» INPUT RECORDS:
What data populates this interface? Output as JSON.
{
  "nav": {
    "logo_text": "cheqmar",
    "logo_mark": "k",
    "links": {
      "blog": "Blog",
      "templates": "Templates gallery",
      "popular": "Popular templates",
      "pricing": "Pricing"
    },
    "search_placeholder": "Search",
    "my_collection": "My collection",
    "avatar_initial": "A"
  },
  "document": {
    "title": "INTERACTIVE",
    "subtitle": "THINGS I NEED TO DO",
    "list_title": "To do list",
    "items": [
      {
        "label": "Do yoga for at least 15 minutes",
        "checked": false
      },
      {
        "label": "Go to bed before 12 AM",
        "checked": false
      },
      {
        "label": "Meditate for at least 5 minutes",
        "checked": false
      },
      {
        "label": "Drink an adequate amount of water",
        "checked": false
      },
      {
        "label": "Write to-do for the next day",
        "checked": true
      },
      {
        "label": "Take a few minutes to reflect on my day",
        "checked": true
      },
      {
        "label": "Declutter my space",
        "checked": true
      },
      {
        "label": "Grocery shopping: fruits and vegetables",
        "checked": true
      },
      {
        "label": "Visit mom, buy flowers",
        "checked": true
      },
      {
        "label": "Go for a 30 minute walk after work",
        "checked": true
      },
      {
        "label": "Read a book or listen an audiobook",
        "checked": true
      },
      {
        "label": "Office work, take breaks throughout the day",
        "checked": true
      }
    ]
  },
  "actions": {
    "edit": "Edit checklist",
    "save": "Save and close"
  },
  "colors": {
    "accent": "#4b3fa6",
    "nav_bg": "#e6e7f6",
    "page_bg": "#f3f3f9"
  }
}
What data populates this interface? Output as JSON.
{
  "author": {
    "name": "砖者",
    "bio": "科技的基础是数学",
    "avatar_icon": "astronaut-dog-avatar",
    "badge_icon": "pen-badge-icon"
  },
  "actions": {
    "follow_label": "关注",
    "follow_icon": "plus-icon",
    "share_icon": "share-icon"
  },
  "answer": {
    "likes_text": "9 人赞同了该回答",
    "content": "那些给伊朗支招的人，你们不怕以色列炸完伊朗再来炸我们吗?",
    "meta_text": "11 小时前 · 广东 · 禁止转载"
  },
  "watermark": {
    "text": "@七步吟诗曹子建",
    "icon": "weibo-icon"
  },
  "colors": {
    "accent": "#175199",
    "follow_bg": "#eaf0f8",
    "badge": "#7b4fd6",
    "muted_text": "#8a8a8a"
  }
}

» EXERCISE OBJECTIVE: Return each line among the entries that holds the word "badge".

» THE ANSWER:
    "badge_icon": "pen-badge-icon"
    "badge": "#7b4fd6",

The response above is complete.